** BEGIN **

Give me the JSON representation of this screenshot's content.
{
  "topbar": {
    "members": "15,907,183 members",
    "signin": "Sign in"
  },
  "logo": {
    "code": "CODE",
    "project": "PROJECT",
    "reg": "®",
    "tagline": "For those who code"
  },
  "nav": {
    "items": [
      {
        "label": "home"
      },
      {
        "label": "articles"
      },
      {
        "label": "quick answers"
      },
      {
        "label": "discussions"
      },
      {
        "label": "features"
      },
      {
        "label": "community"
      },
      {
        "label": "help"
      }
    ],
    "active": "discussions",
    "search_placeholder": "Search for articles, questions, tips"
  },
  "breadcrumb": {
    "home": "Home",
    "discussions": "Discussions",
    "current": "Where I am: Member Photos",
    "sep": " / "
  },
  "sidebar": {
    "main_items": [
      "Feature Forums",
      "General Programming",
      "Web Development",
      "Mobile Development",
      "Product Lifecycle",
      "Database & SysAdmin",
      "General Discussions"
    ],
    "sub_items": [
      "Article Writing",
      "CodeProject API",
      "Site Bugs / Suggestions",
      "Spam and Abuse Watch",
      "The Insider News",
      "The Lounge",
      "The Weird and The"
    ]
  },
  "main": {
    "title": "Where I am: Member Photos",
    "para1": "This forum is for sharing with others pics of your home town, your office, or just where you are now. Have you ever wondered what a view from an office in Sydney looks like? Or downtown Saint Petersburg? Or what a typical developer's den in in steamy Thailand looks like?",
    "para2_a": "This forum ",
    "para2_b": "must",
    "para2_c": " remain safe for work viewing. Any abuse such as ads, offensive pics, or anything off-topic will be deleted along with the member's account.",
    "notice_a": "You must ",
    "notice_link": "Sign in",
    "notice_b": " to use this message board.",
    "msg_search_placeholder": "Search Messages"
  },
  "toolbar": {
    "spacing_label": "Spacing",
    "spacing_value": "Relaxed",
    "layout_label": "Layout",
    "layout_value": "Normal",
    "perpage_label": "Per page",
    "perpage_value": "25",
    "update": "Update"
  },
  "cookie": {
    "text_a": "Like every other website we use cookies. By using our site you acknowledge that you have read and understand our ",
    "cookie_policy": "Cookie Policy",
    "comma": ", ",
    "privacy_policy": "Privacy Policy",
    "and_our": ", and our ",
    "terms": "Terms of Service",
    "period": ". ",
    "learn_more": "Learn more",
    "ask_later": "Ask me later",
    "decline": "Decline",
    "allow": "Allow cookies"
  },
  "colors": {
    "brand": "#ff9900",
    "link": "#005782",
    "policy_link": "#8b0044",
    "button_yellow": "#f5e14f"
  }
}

** END **

### Exercise prompt
Find the count of lines in the data above where the string "General" occurs. Provide that number alone.

### Result of this exercise
2